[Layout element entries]
▬▬▬

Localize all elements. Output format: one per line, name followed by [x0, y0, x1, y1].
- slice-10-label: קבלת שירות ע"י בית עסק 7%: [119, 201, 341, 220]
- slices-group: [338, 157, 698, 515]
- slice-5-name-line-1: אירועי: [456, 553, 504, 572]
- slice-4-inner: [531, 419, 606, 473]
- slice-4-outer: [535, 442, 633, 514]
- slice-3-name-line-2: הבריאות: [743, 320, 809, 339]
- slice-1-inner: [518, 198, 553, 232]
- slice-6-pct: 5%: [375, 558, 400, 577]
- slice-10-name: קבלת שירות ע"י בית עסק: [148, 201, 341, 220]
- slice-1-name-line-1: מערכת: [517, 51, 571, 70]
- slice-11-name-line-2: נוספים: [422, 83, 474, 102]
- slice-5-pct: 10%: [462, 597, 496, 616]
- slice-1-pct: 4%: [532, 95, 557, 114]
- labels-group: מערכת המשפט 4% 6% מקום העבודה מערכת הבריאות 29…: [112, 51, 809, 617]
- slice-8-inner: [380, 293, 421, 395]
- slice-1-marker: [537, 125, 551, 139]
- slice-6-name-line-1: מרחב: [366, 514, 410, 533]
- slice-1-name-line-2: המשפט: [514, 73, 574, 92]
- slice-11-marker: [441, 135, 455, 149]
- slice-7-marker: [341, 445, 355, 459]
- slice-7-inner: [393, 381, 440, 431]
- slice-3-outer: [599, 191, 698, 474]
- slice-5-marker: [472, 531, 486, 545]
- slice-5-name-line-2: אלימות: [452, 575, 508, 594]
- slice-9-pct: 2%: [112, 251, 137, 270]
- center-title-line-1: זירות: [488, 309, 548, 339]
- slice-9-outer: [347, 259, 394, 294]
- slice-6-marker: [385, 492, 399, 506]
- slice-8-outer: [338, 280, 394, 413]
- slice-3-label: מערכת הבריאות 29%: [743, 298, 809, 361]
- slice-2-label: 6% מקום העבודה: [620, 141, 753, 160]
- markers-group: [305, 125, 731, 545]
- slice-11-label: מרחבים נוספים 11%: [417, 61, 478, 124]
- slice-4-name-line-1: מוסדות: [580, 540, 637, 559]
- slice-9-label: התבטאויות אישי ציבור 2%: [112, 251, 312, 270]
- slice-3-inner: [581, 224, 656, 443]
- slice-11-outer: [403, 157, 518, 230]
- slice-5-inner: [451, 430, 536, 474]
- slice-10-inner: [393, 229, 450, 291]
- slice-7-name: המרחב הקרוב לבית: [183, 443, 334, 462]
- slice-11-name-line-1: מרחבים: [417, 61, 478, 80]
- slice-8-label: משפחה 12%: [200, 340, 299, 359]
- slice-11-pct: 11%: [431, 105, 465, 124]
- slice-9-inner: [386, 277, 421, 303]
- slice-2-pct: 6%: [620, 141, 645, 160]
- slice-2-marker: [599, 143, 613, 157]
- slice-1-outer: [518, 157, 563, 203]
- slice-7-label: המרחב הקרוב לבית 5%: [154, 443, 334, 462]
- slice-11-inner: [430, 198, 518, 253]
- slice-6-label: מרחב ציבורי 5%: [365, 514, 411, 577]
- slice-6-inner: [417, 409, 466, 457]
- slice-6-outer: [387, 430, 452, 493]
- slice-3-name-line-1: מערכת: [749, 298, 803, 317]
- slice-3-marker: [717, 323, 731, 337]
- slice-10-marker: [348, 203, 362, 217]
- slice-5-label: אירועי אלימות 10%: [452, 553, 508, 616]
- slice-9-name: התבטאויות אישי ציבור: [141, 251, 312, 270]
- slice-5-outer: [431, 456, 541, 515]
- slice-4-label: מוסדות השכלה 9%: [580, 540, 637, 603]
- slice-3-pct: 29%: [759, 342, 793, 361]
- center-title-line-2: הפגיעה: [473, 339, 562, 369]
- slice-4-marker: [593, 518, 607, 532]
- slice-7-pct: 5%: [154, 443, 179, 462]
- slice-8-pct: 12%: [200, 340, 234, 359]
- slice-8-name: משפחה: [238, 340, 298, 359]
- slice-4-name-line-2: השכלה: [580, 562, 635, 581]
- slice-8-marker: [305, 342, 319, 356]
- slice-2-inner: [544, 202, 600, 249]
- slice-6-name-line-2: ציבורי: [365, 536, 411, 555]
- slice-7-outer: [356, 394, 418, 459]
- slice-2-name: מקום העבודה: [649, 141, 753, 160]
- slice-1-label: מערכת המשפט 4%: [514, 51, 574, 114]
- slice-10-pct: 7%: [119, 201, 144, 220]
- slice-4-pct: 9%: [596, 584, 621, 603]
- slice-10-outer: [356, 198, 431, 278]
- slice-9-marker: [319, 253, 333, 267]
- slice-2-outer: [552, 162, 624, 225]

▬▬▬

## Objective
Reproduce every line of the records above verbatim, keeping their order.

## Answer to this problem
Localize all elements. Output format: one per line, name followed by [x0, y0, x1, y1].
- slice-10-label: קבלת שירות ע"י בית עסק 7%: [119, 201, 341, 220]
- slices-group: [338, 157, 698, 515]
- slice-5-name-line-1: אירועי: [456, 553, 504, 572]
- slice-4-inner: [531, 419, 606, 473]
- slice-4-outer: [535, 442, 633, 514]
- slice-3-name-line-2: הבריאות: [743, 320, 809, 339]
- slice-1-inner: [518, 198, 553, 232]
- slice-6-pct: 5%: [375, 558, 400, 577]
- slice-10-name: קבלת שירות ע"י בית עסק: [148, 201, 341, 220]
- slice-1-name-line-1: מערכת: [517, 51, 571, 70]
- slice-11-name-line-2: נוספים: [422, 83, 474, 102]
- slice-5-pct: 10%: [462, 597, 496, 616]
- slice-1-pct: 4%: [532, 95, 557, 114]
- labels-group: מערכת המשפט 4% 6% מקום העבודה מערכת הבריאות 29…: [112, 51, 809, 617]
- slice-8-inner: [380, 293, 421, 395]
- slice-1-marker: [537, 125, 551, 139]
- slice-6-name-line-1: מרחב: [366, 514, 410, 533]
- slice-1-name-line-2: המשפט: [514, 73, 574, 92]
- slice-11-marker: [441, 135, 455, 149]
- slice-7-marker: [341, 445, 355, 459]
- slice-7-inner: [393, 381, 440, 431]
- slice-3-outer: [599, 191, 698, 474]
- slice-5-marker: [472, 531, 486, 545]
- slice-5-name-line-2: אלימות: [452, 575, 508, 594]
- slice-9-pct: 2%: [112, 251, 137, 270]
- center-title-line-1: זירות: [488, 309, 548, 339]
- slice-9-outer: [347, 259, 394, 294]
- slice-6-marker: [385, 492, 399, 506]
- slice-8-outer: [338, 280, 394, 413]
- slice-3-label: מערכת הבריאות 29%: [743, 298, 809, 361]
- slice-2-label: 6% מקום העבודה: [620, 141, 753, 160]
- markers-group: [305, 125, 731, 545]
- slice-11-label: מרחבים נוספים 11%: [417, 61, 478, 124]
- slice-4-name-line-1: מוסדות: [580, 540, 637, 559]
- slice-9-label: התבטאויות אישי ציבור 2%: [112, 251, 312, 270]
- slice-3-inner: [581, 224, 656, 443]
- slice-11-outer: [403, 157, 518, 230]
- slice-5-inner: [451, 430, 536, 474]
- slice-10-inner: [393, 229, 450, 291]
- slice-7-name: המרחב הקרוב לבית: [183, 443, 334, 462]
- slice-11-name-line-1: מרחבים: [417, 61, 478, 80]
- slice-8-label: משפחה 12%: [200, 340, 299, 359]
- slice-11-pct: 11%: [431, 105, 465, 124]
- slice-9-inner: [386, 277, 421, 303]
- slice-2-pct: 6%: [620, 141, 645, 160]
- slice-2-marker: [599, 143, 613, 157]
- slice-1-outer: [518, 157, 563, 203]
- slice-7-label: המרחב הקרוב לבית 5%: [154, 443, 334, 462]
- slice-11-inner: [430, 198, 518, 253]
- slice-6-label: מרחב ציבורי 5%: [365, 514, 411, 577]
- slice-6-inner: [417, 409, 466, 457]
- slice-6-outer: [387, 430, 452, 493]
- slice-3-name-line-1: מערכת: [749, 298, 803, 317]
- slice-3-marker: [717, 323, 731, 337]
- slice-10-marker: [348, 203, 362, 217]
- slice-5-label: אירועי אלימות 10%: [452, 553, 508, 616]
- slice-9-name: התבטאויות אישי ציבור: [141, 251, 312, 270]
- slice-5-outer: [431, 456, 541, 515]
- slice-4-label: מוסדות השכלה 9%: [580, 540, 637, 603]
- slice-3-pct: 29%: [759, 342, 793, 361]
- center-title-line-2: הפגיעה: [473, 339, 562, 369]
- slice-4-marker: [593, 518, 607, 532]
- slice-7-pct: 5%: [154, 443, 179, 462]
- slice-8-pct: 12%: [200, 340, 234, 359]
- slice-8-name: משפחה: [238, 340, 298, 359]
- slice-4-name-line-2: השכלה: [580, 562, 635, 581]
- slice-8-marker: [305, 342, 319, 356]
- slice-2-inner: [544, 202, 600, 249]
- slice-6-name-line-2: ציבורי: [365, 536, 411, 555]
- slice-7-outer: [356, 394, 418, 459]
- slice-2-name: מקום העבודה: [649, 141, 753, 160]
- slice-1-label: מערכת המשפט 4%: [514, 51, 574, 114]
- slice-10-pct: 7%: [119, 201, 144, 220]
- slice-4-pct: 9%: [596, 584, 621, 603]
- slice-10-outer: [356, 198, 431, 278]
- slice-9-marker: [319, 253, 333, 267]
- slice-2-outer: [552, 162, 624, 225]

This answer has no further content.